EXERCISE OBJECTIVE
Each line holding the word "computer" counts once; give the total and nothing more.

Stored entries

——

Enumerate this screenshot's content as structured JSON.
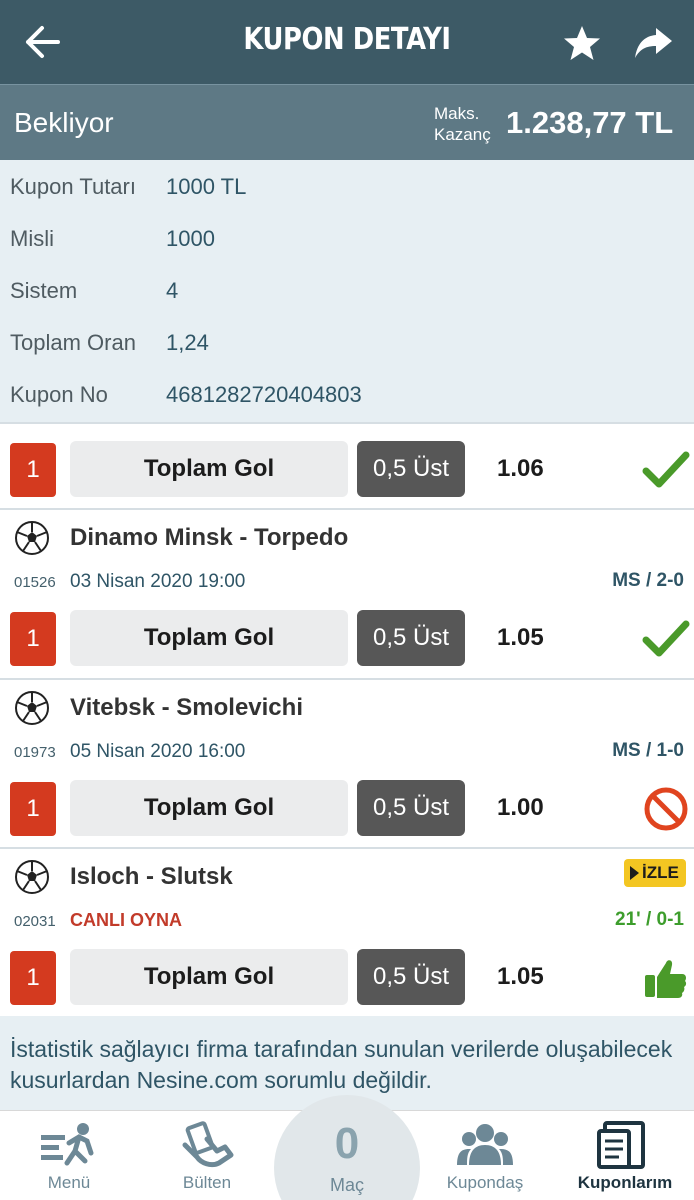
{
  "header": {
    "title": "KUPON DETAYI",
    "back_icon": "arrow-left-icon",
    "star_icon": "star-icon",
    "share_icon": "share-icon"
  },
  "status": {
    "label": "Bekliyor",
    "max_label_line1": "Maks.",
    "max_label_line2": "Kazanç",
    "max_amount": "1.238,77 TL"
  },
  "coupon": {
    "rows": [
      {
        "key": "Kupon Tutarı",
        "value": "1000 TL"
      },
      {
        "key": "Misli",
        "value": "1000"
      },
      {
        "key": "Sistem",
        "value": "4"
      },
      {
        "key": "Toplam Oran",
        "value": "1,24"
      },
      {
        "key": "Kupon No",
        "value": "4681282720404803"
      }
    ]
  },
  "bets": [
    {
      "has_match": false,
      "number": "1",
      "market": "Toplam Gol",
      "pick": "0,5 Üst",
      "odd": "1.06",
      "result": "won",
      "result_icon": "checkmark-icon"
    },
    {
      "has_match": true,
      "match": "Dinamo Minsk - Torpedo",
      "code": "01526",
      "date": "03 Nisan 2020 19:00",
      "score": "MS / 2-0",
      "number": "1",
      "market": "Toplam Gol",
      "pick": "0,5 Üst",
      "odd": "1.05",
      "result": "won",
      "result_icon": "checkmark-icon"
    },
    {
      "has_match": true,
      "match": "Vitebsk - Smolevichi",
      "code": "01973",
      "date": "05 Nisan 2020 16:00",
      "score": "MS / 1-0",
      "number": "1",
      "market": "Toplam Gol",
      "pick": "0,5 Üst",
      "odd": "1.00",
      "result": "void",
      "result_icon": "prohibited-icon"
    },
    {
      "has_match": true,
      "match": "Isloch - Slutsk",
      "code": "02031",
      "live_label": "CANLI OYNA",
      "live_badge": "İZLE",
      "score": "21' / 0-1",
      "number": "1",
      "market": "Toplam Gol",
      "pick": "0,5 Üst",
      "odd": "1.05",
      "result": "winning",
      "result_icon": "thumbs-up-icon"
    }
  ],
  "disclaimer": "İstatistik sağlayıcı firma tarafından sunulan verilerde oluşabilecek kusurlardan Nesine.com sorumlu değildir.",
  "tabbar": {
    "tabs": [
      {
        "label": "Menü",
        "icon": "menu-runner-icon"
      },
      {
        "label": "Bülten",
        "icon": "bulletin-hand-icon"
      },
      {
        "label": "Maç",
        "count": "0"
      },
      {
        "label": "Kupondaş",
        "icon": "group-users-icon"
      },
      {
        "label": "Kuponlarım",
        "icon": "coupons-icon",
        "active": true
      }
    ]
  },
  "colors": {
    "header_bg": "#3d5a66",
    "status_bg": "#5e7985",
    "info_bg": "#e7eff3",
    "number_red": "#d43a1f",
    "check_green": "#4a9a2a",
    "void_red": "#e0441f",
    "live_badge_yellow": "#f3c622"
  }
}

——

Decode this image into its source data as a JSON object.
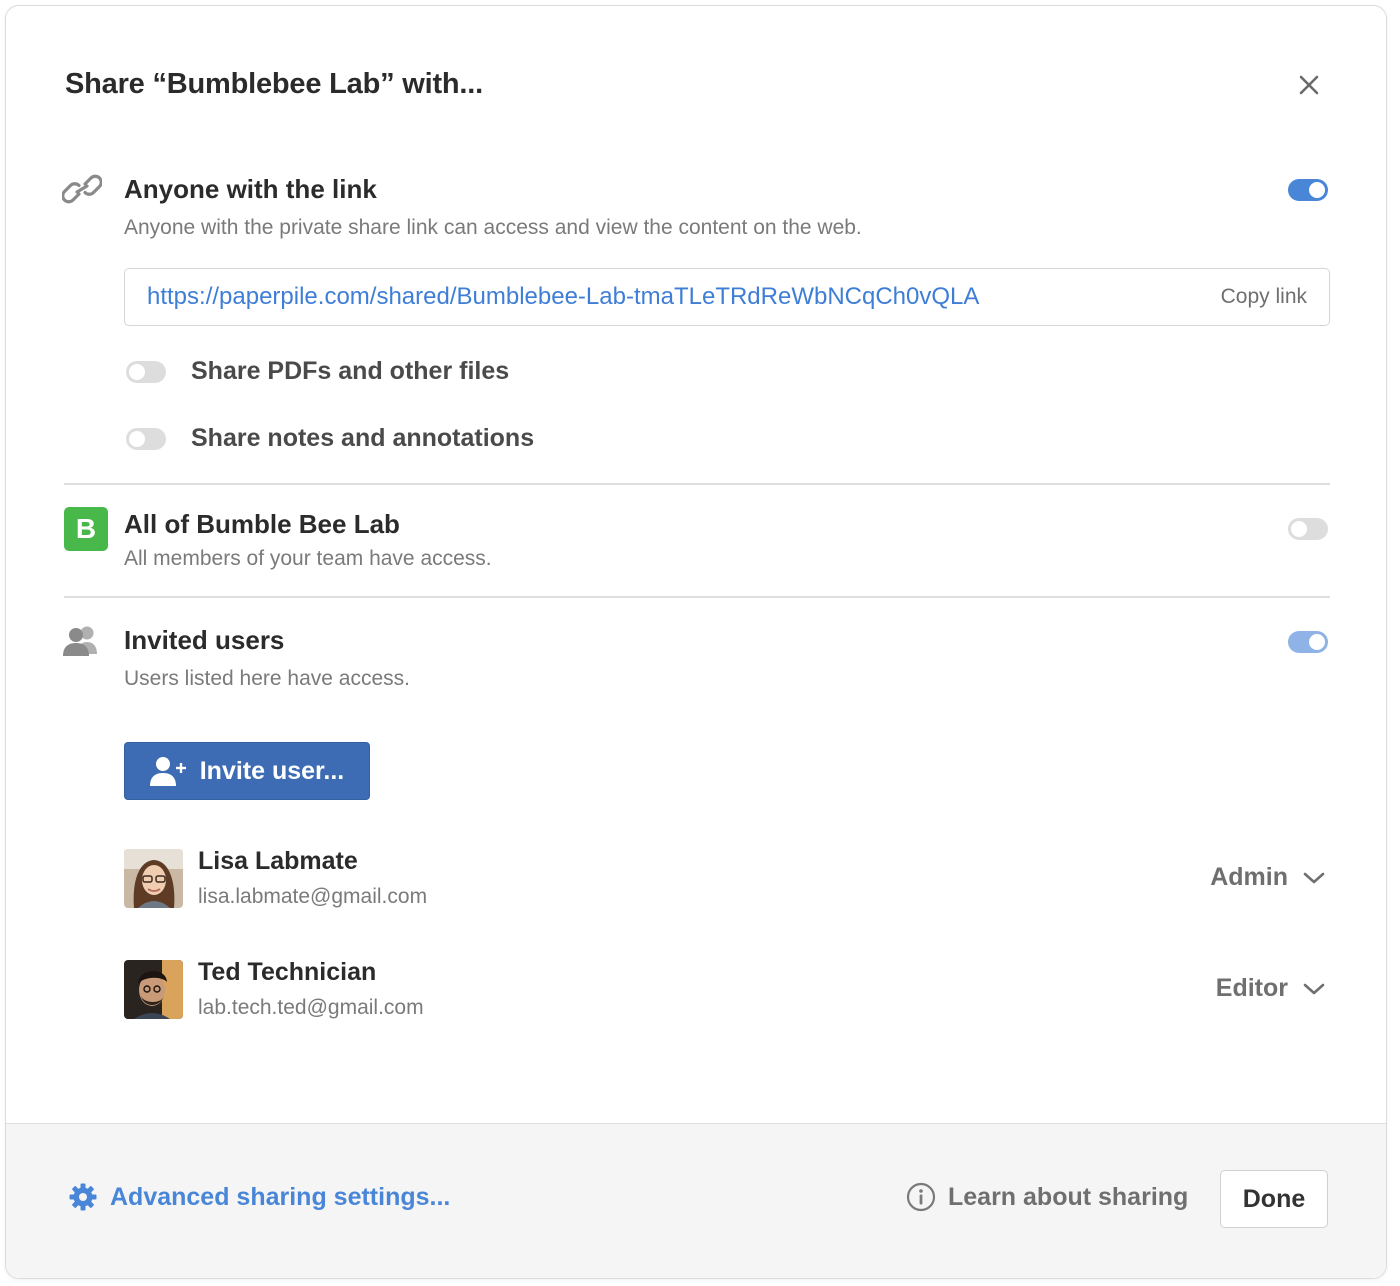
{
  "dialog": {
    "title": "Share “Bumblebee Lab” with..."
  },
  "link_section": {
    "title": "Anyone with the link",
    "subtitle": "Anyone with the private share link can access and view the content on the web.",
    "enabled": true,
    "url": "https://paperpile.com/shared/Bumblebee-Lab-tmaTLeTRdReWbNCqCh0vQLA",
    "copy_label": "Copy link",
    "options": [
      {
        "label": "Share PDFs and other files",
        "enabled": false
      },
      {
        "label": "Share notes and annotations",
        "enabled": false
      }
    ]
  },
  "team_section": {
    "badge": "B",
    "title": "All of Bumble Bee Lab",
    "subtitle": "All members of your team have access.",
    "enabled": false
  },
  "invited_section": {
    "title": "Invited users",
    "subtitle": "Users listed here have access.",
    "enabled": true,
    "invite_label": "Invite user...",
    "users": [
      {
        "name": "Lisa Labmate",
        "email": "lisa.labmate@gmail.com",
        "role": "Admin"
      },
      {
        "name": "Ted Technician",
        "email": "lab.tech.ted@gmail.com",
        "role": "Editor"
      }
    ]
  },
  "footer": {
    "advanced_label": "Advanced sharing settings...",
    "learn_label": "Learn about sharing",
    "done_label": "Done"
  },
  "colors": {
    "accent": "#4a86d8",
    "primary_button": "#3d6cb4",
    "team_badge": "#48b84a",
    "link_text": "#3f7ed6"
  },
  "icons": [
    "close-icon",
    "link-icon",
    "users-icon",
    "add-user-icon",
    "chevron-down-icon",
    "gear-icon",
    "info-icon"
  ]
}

——

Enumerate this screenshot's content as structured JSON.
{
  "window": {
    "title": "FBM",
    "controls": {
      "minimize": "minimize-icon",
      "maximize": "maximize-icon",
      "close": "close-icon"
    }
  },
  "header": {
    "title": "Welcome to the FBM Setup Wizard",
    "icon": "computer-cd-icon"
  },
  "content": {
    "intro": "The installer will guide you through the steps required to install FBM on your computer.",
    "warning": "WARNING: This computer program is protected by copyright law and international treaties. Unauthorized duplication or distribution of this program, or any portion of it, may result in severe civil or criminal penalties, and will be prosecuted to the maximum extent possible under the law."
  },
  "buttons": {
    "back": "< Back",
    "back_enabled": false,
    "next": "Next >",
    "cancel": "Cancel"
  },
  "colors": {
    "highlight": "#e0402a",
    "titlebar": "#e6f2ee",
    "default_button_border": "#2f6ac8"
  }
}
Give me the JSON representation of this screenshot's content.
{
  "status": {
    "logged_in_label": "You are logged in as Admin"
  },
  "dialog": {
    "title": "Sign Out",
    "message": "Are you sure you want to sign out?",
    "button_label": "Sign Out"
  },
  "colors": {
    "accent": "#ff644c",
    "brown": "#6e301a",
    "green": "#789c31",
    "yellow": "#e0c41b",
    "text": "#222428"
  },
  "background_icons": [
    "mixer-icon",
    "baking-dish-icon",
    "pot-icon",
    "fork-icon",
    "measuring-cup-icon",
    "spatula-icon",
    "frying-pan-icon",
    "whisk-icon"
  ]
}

——

EXERCISE OUTPUT
3